(Exercise goal) Where does the string "text" appear in the records? Copy every line that contains it.

(Data shown)

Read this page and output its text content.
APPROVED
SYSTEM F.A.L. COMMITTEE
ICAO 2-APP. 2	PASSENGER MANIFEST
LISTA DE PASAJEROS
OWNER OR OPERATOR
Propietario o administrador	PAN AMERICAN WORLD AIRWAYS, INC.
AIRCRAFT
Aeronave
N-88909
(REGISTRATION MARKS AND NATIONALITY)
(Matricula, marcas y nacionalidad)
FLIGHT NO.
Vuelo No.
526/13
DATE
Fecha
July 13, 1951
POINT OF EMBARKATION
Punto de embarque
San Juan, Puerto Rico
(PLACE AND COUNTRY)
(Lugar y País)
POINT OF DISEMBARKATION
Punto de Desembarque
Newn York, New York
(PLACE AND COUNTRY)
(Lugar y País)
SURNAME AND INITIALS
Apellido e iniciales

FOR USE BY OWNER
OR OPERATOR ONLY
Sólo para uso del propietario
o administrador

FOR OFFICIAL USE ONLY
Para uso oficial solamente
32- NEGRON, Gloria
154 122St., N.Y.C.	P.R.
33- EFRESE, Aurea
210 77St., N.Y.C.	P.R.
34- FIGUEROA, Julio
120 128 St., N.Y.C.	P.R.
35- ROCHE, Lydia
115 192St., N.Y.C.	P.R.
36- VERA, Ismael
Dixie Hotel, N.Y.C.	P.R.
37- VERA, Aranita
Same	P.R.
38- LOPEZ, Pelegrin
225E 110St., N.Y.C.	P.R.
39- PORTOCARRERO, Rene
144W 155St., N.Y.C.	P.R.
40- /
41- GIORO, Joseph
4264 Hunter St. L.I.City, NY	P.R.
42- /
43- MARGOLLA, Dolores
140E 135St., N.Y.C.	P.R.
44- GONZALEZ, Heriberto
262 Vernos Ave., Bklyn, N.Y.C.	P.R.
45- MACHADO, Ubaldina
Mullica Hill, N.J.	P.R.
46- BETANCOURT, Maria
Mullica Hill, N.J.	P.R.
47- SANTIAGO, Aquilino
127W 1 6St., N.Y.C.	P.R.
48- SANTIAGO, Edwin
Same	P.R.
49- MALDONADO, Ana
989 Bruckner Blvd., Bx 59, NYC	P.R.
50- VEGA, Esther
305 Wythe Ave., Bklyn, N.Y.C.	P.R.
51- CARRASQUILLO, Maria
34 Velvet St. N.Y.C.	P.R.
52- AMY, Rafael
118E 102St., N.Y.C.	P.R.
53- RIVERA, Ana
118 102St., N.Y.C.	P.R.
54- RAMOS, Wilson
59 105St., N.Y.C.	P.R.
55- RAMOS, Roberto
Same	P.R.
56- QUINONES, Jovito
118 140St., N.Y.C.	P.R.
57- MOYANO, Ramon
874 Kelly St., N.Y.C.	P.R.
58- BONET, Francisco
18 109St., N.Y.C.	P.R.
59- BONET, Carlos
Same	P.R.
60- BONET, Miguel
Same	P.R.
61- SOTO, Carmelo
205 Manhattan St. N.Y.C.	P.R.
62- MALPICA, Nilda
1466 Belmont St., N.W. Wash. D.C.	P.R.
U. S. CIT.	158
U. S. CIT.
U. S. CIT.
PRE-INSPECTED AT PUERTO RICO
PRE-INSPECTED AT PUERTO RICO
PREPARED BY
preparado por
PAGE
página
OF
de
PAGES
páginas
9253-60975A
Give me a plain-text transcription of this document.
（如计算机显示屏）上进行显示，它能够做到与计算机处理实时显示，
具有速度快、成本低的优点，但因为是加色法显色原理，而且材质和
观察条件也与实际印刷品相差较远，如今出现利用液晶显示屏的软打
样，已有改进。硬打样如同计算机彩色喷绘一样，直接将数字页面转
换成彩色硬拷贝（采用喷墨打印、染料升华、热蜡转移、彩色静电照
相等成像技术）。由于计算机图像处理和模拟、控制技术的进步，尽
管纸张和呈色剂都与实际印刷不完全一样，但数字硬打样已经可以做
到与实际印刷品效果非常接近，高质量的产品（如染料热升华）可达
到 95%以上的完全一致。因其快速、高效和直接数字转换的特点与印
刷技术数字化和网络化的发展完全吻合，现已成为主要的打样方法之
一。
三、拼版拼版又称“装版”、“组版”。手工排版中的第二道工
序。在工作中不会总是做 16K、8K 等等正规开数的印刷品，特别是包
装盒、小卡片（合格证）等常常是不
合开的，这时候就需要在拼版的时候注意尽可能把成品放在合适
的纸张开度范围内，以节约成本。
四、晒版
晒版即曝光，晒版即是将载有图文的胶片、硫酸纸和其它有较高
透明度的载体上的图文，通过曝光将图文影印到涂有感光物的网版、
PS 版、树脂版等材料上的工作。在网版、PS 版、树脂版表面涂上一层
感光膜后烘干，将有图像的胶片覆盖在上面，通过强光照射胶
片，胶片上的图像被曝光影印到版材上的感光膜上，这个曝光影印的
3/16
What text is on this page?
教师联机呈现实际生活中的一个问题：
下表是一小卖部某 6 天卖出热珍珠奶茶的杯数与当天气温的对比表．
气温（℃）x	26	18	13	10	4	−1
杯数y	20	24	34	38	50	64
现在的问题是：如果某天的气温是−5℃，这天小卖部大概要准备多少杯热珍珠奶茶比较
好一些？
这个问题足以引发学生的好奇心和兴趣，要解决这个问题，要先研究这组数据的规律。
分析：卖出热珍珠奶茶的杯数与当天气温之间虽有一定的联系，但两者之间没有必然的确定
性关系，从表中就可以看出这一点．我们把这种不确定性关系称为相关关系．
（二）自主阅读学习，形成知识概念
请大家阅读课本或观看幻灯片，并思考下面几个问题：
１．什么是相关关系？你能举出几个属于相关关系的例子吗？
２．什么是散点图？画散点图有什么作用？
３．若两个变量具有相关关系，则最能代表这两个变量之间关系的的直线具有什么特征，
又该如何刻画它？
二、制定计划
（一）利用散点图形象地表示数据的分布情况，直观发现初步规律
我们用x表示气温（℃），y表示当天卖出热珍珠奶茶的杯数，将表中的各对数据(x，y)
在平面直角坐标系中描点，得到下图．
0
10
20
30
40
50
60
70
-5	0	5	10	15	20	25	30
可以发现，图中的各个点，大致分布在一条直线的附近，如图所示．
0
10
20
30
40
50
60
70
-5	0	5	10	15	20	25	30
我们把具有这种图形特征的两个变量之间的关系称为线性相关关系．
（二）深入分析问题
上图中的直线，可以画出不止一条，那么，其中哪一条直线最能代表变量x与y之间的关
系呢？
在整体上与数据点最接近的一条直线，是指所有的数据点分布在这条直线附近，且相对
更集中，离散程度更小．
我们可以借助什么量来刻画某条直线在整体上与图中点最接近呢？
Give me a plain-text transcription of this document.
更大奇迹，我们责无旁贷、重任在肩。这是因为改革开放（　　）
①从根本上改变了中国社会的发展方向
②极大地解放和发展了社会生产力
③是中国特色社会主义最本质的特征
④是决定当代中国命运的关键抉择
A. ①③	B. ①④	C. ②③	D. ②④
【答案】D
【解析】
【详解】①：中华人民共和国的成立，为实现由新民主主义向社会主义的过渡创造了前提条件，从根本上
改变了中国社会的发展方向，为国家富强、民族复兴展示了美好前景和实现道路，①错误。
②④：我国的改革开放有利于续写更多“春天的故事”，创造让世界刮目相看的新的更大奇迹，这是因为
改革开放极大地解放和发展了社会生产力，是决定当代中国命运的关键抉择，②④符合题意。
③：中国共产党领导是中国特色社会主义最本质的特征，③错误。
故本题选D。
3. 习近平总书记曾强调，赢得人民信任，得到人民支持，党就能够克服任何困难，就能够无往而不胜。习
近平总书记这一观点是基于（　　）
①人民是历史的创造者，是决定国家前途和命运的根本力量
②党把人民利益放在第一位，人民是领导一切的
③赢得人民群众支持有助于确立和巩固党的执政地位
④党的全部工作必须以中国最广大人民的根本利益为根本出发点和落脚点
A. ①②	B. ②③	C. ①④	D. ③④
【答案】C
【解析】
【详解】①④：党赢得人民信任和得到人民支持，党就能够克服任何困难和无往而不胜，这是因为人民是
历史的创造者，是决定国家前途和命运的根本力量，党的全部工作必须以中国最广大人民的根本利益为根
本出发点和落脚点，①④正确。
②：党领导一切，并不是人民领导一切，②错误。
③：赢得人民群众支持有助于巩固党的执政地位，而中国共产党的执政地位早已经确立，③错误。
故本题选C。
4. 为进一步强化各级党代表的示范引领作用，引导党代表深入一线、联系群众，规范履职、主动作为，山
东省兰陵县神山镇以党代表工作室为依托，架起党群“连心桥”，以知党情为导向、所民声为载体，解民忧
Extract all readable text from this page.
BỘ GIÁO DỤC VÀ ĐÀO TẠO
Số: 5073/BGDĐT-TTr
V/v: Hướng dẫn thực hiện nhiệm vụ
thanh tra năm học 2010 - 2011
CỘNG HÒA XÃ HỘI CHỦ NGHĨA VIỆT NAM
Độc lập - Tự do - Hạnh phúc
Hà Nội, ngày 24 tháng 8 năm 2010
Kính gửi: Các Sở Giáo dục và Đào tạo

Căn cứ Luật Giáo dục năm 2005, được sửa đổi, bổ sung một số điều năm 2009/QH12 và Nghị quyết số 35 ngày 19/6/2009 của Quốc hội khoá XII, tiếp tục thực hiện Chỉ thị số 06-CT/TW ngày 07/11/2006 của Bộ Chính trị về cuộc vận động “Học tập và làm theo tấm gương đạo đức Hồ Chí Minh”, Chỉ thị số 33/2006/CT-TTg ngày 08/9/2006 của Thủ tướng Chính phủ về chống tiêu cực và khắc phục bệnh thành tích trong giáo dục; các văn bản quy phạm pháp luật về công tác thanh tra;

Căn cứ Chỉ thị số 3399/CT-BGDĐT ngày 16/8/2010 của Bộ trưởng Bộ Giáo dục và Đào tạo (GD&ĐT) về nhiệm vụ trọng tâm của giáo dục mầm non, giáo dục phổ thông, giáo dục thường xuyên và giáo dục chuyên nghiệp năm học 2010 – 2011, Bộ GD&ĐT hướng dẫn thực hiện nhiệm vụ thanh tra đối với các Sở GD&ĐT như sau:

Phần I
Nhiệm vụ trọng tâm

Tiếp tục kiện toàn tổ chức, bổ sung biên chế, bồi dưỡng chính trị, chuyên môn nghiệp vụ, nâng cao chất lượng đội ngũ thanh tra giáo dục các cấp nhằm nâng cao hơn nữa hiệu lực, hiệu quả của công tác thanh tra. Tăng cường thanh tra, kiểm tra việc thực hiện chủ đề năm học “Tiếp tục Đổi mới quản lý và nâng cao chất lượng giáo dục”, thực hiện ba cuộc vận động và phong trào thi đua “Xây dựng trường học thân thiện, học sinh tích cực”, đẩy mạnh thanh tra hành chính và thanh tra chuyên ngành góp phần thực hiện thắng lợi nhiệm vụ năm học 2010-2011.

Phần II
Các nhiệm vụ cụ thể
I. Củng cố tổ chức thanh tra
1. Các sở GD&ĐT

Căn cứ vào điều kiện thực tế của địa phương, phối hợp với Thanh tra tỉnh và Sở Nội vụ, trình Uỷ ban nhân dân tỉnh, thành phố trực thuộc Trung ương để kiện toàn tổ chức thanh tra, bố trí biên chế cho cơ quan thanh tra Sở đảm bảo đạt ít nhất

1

(Answer)
Read this page and output its text content.
Give me a plain-text transcription of this document.
What text is on this page?
Give me a plain-text transcription of this document.
Extract all readable text from this page.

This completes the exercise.